EXERCISE AIM -> Present the following data again exactly as it is shown.

Stored dataset items:
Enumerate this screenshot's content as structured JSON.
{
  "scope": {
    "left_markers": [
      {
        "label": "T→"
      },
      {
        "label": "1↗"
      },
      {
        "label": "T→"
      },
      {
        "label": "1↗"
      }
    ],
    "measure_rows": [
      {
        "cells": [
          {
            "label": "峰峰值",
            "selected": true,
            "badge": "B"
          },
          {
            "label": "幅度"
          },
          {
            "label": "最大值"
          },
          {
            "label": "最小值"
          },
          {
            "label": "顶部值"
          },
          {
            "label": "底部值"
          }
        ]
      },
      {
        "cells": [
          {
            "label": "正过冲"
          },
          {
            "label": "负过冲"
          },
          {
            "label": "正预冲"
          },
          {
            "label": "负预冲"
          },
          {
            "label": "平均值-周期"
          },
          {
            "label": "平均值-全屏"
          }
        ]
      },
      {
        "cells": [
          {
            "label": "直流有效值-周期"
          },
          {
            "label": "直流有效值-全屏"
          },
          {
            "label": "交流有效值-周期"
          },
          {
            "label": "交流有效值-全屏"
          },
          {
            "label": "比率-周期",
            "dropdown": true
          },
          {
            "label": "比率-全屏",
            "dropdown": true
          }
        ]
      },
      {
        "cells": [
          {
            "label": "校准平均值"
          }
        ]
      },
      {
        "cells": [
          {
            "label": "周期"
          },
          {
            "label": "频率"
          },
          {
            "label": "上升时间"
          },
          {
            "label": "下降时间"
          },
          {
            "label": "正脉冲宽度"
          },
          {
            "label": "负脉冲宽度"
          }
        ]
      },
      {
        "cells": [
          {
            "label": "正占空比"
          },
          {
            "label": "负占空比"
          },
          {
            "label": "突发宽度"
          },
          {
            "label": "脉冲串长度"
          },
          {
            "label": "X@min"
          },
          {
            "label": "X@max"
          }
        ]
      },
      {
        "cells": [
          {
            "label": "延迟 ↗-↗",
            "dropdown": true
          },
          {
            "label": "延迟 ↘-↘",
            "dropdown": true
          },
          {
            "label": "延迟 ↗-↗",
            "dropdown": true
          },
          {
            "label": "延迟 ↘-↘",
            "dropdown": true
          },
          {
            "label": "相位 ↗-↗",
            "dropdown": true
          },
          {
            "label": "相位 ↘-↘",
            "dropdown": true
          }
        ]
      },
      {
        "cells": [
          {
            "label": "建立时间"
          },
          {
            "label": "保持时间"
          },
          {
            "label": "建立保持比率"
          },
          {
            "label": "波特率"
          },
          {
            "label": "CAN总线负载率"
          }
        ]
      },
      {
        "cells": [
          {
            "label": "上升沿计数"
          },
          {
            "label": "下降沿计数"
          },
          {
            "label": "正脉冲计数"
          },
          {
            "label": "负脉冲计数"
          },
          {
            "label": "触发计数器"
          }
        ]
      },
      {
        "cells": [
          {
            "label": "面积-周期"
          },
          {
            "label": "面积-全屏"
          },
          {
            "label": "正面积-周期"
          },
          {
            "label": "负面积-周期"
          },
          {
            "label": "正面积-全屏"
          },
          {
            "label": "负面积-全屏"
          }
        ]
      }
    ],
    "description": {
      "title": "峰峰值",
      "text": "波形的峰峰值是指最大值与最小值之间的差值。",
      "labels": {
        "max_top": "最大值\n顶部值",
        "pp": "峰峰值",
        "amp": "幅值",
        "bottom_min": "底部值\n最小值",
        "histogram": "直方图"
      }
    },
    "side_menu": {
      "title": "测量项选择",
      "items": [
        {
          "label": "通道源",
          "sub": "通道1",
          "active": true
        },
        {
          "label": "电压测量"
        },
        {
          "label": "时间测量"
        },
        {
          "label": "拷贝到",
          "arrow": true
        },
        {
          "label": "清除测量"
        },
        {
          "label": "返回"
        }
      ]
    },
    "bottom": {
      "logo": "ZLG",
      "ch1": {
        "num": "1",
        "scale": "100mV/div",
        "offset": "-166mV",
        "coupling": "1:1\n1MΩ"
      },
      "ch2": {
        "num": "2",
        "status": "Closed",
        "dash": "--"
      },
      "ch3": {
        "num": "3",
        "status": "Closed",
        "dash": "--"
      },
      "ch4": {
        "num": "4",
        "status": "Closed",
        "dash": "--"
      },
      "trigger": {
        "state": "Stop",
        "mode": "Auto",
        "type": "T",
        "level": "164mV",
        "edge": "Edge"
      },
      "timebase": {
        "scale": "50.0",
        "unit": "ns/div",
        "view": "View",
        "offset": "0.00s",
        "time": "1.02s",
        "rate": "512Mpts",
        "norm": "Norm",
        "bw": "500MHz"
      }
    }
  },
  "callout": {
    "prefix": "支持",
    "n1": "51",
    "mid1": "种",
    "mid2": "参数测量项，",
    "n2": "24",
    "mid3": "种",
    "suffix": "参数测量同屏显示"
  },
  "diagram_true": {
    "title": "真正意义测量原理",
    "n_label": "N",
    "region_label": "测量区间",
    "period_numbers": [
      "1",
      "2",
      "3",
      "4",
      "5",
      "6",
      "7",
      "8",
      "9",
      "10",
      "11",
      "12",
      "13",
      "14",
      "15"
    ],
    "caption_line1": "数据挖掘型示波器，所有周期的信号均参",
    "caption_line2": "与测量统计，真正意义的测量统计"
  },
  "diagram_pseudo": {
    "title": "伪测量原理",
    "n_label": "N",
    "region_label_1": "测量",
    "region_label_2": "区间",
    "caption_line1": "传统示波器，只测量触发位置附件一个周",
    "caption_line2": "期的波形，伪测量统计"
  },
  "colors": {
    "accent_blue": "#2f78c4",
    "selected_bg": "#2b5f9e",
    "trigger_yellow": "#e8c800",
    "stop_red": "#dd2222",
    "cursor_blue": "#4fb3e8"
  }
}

THE ANSWER ->
Enumerate this screenshot's content as structured JSON.
{
  "scope": {
    "left_markers": [
      {
        "label": "T→"
      },
      {
        "label": "1↗"
      },
      {
        "label": "T→"
      },
      {
        "label": "1↗"
      }
    ],
    "measure_rows": [
      {
        "cells": [
          {
            "label": "峰峰值",
            "selected": true,
            "badge": "B"
          },
          {
            "label": "幅度"
          },
          {
            "label": "最大值"
          },
          {
            "label": "最小值"
          },
          {
            "label": "顶部值"
          },
          {
            "label": "底部值"
          }
        ]
      },
      {
        "cells": [
          {
            "label": "正过冲"
          },
          {
            "label": "负过冲"
          },
          {
            "label": "正预冲"
          },
          {
            "label": "负预冲"
          },
          {
            "label": "平均值-周期"
          },
          {
            "label": "平均值-全屏"
          }
        ]
      },
      {
        "cells": [
          {
            "label": "直流有效值-周期"
          },
          {
            "label": "直流有效值-全屏"
          },
          {
            "label": "交流有效值-周期"
          },
          {
            "label": "交流有效值-全屏"
          },
          {
            "label": "比率-周期",
            "dropdown": true
          },
          {
            "label": "比率-全屏",
            "dropdown": true
          }
        ]
      },
      {
        "cells": [
          {
            "label": "校准平均值"
          }
        ]
      },
      {
        "cells": [
          {
            "label": "周期"
          },
          {
            "label": "频率"
          },
          {
            "label": "上升时间"
          },
          {
            "label": "下降时间"
          },
          {
            "label": "正脉冲宽度"
          },
          {
            "label": "负脉冲宽度"
          }
        ]
      },
      {
        "cells": [
          {
            "label": "正占空比"
          },
          {
            "label": "负占空比"
          },
          {
            "label": "突发宽度"
          },
          {
            "label": "脉冲串长度"
          },
          {
            "label": "X@min"
          },
          {
            "label": "X@max"
          }
        ]
      },
      {
        "cells": [
          {
            "label": "延迟 ↗-↗",
            "dropdown": true
          },
          {
            "label": "延迟 ↘-↘",
            "dropdown": true
          },
          {
            "label": "延迟 ↗-↗",
            "dropdown": true
          },
          {
            "label": "延迟 ↘-↘",
            "dropdown": true
          },
          {
            "label": "相位 ↗-↗",
            "dropdown": true
          },
          {
            "label": "相位 ↘-↘",
            "dropdown": true
          }
        ]
      },
      {
        "cells": [
          {
            "label": "建立时间"
          },
          {
            "label": "保持时间"
          },
          {
            "label": "建立保持比率"
          },
          {
            "label": "波特率"
          },
          {
            "label": "CAN总线负载率"
          }
        ]
      },
      {
        "cells": [
          {
            "label": "上升沿计数"
          },
          {
            "label": "下降沿计数"
          },
          {
            "label": "正脉冲计数"
          },
          {
            "label": "负脉冲计数"
          },
          {
            "label": "触发计数器"
          }
        ]
      },
      {
        "cells": [
          {
            "label": "面积-周期"
          },
          {
            "label": "面积-全屏"
          },
          {
            "label": "正面积-周期"
          },
          {
            "label": "负面积-周期"
          },
          {
            "label": "正面积-全屏"
          },
          {
            "label": "负面积-全屏"
          }
        ]
      }
    ],
    "description": {
      "title": "峰峰值",
      "text": "波形的峰峰值是指最大值与最小值之间的差值。",
      "labels": {
        "max_top": "最大值\n顶部值",
        "pp": "峰峰值",
        "amp": "幅值",
        "bottom_min": "底部值\n最小值",
        "histogram": "直方图"
      }
    },
    "side_menu": {
      "title": "测量项选择",
      "items": [
        {
          "label": "通道源",
          "sub": "通道1",
          "active": true
        },
        {
          "label": "电压测量"
        },
        {
          "label": "时间测量"
        },
        {
          "label": "拷贝到",
          "arrow": true
        },
        {
          "label": "清除测量"
        },
        {
          "label": "返回"
        }
      ]
    },
    "bottom": {
      "logo": "ZLG",
      "ch1": {
        "num": "1",
        "scale": "100mV/div",
        "offset": "-166mV",
        "coupling": "1:1\n1MΩ"
      },
      "ch2": {
        "num": "2",
        "status": "Closed",
        "dash": "--"
      },
      "ch3": {
        "num": "3",
        "status": "Closed",
        "dash": "--"
      },
      "ch4": {
        "num": "4",
        "status": "Closed",
        "dash": "--"
      },
      "trigger": {
        "state": "Stop",
        "mode": "Auto",
        "type": "T",
        "level": "164mV",
        "edge": "Edge"
      },
      "timebase": {
        "scale": "50.0",
        "unit": "ns/div",
        "view": "View",
        "offset": "0.00s",
        "time": "1.02s",
        "rate": "512Mpts",
        "norm": "Norm",
        "bw": "500MHz"
      }
    }
  },
  "callout": {
    "prefix": "支持",
    "n1": "51",
    "mid1": "种",
    "mid2": "参数测量项，",
    "n2": "24",
    "mid3": "种",
    "suffix": "参数测量同屏显示"
  },
  "diagram_true": {
    "title": "真正意义测量原理",
    "n_label": "N",
    "region_label": "测量区间",
    "period_numbers": [
      "1",
      "2",
      "3",
      "4",
      "5",
      "6",
      "7",
      "8",
      "9",
      "10",
      "11",
      "12",
      "13",
      "14",
      "15"
    ],
    "caption_line1": "数据挖掘型示波器，所有周期的信号均参",
    "caption_line2": "与测量统计，真正意义的测量统计"
  },
  "diagram_pseudo": {
    "title": "伪测量原理",
    "n_label": "N",
    "region_label_1": "测量",
    "region_label_2": "区间",
    "caption_line1": "传统示波器，只测量触发位置附件一个周",
    "caption_line2": "期的波形，伪测量统计"
  },
  "colors": {
    "accent_blue": "#2f78c4",
    "selected_bg": "#2b5f9e",
    "trigger_yellow": "#e8c800",
    "stop_red": "#dd2222",
    "cursor_blue": "#4fb3e8"
  }
}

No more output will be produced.